AVAILABLE RECORDS:
## Start

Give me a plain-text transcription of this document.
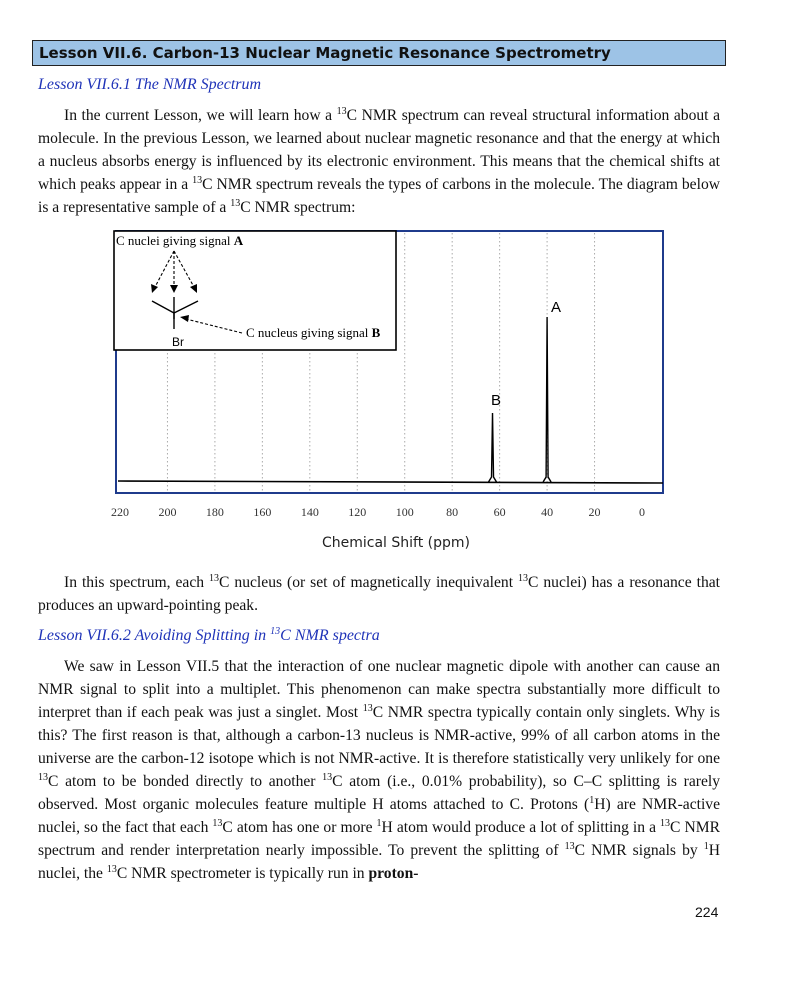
Lesson VII.6. Carbon-13 Nuclear Magnetic Resonance Spectrometry
Lesson VII.6.1 The NMR Spectrum

In the current Lesson, we will learn how a $^{13}$C NMR spectrum can reveal structural information about a molecule. In the previous Lesson, we learned about nuclear magnetic resonance and that the energy at which a nucleus absorbs energy is influenced by its electronic environment. This means that the chemical shifts at which peaks appear in a $^{13}$C NMR spectrum reveals the types of carbons in the molecule. The diagram below is a representative sample of a $^{13}$C NMR spectrum:

A
B
C nuclei giving signal A
Br
C nucleus giving signal B
220 200 180 160 140 120 100	80	60	40	20	0
Chemical Shift (ppm)

In this spectrum, each $^{13}$C nucleus (or set of magnetically inequivalent $^{13}$C nuclei) has a resonance that produces an upward-pointing peak.

Lesson VII.6.2 Avoiding Splitting in $^{13}$C NMR spectra

We saw in Lesson VII.5 that the interaction of one nuclear magnetic dipole with another can cause an NMR signal to split into a multiplet. This phenomenon can make spectra substantially more difficult to interpret than if each peak was just a singlet. Most $^{13}$C NMR spectra typically contain only singlets. Why is this? The first reason is that, although a carbon-13 nucleus is NMR-active, 99% of all carbon atoms in the universe are the carbon-12 isotope which is not NMR-active. It is therefore statistically very unlikely for one $^{13}$C atom to be bonded directly to another $^{13}$C atom (i.e., 0.01% probability), so C–C splitting is rarely observed. Most organic molecules feature multiple H atoms attached to C. Protons ($^1$H) are NMR-active nuclei, so the fact that each $^{13}$C atom has one or more $^1$H atom would produce a lot of splitting in a $^{13}$C NMR spectrum and render interpretation nearly impossible. To prevent the splitting of $^{13}$C NMR signals by $^1$H nuclei, the $^{13}$C NMR spectrometer is typically run in proton-

224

## End

WHAT NEEDS TO BE DONE: From the listing above, return each line with the word "giving".

WRITTEN SOLUTION:
C nuclei giving signal A
C nucleus giving signal B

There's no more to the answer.